#### What you are asked to do:
Exactly reproduce each entry, leaving out nothing.

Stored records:

BEGIN

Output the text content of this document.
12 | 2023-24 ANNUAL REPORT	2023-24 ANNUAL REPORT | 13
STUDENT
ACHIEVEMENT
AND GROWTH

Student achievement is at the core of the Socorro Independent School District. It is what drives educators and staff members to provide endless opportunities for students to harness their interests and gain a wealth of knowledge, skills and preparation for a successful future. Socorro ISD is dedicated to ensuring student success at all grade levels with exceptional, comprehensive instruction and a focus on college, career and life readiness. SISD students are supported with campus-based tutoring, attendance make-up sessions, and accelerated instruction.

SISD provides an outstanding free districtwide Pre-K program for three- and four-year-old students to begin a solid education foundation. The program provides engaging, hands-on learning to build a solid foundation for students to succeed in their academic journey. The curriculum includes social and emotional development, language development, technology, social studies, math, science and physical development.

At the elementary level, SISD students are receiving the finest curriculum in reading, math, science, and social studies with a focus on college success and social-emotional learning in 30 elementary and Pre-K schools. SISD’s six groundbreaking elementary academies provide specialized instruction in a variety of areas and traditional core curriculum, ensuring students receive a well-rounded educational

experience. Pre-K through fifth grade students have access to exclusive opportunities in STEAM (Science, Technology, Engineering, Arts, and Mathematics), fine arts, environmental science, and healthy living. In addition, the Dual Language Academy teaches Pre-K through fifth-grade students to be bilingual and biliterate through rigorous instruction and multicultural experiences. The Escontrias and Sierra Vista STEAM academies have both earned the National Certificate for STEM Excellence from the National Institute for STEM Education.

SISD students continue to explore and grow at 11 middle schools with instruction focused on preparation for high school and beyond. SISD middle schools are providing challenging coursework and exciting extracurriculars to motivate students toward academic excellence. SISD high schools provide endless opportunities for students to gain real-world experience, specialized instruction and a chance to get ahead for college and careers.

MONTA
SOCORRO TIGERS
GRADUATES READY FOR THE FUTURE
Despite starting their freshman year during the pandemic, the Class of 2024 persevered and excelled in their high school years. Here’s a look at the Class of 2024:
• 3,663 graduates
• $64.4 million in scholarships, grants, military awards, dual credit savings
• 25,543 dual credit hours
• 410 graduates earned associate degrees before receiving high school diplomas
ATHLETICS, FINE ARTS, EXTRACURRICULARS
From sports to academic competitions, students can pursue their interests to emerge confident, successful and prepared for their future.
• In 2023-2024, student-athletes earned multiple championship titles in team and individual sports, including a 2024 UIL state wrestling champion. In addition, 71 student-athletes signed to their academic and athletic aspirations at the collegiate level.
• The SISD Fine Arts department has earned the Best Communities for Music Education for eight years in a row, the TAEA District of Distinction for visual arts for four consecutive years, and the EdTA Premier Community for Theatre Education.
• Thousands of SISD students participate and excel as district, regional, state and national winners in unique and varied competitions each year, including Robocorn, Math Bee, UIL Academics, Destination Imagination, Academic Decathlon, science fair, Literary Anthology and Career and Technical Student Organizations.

END

#### Solution below:
Output the text content of this document.
12 | 2023-24 ANNUAL REPORT	2023-24 ANNUAL REPORT | 13
STUDENT
ACHIEVEMENT
AND GROWTH

Student achievement is at the core of the Socorro Independent School District. It is what drives educators and staff members to provide endless opportunities for students to harness their interests and gain a wealth of knowledge, skills and preparation for a successful future. Socorro ISD is dedicated to ensuring student success at all grade levels with exceptional, comprehensive instruction and a focus on college, career and life readiness. SISD students are supported with campus-based tutoring, attendance make-up sessions, and accelerated instruction.

SISD provides an outstanding free districtwide Pre-K program for three- and four-year-old students to begin a solid education foundation. The program provides engaging, hands-on learning to build a solid foundation for students to succeed in their academic journey. The curriculum includes social and emotional development, language development, technology, social studies, math, science and physical development.

At the elementary level, SISD students are receiving the finest curriculum in reading, math, science, and social studies with a focus on college success and social-emotional learning in 30 elementary and Pre-K schools. SISD’s six groundbreaking elementary academies provide specialized instruction in a variety of areas and traditional core curriculum, ensuring students receive a well-rounded educational

experience. Pre-K through fifth grade students have access to exclusive opportunities in STEAM (Science, Technology, Engineering, Arts, and Mathematics), fine arts, environmental science, and healthy living. In addition, the Dual Language Academy teaches Pre-K through fifth-grade students to be bilingual and biliterate through rigorous instruction and multicultural experiences. The Escontrias and Sierra Vista STEAM academies have both earned the National Certificate for STEM Excellence from the National Institute for STEM Education.

SISD students continue to explore and grow at 11 middle schools with instruction focused on preparation for high school and beyond. SISD middle schools are providing challenging coursework and exciting extracurriculars to motivate students toward academic excellence. SISD high schools provide endless opportunities for students to gain real-world experience, specialized instruction and a chance to get ahead for college and careers.

MONTA
SOCORRO TIGERS
GRADUATES READY FOR THE FUTURE
Despite starting their freshman year during the pandemic, the Class of 2024 persevered and excelled in their high school years. Here’s a look at the Class of 2024:
• 3,663 graduates
• $64.4 million in scholarships, grants, military awards, dual credit savings
• 25,543 dual credit hours
• 410 graduates earned associate degrees before receiving high school diplomas
ATHLETICS, FINE ARTS, EXTRACURRICULARS
From sports to academic competitions, students can pursue their interests to emerge confident, successful and prepared for their future.
• In 2023-2024, student-athletes earned multiple championship titles in team and individual sports, including a 2024 UIL state wrestling champion. In addition, 71 student-athletes signed to their academic and athletic aspirations at the collegiate level.
• The SISD Fine Arts department has earned the Best Communities for Music Education for eight years in a row, the TAEA District of Distinction for visual arts for four consecutive years, and the EdTA Premier Community for Theatre Education.
• Thousands of SISD students participate and excel as district, regional, state and national winners in unique and varied competitions each year, including Robocorn, Math Bee, UIL Academics, Destination Imagination, Academic Decathlon, science fair, Literary Anthology and Career and Technical Student Organizations.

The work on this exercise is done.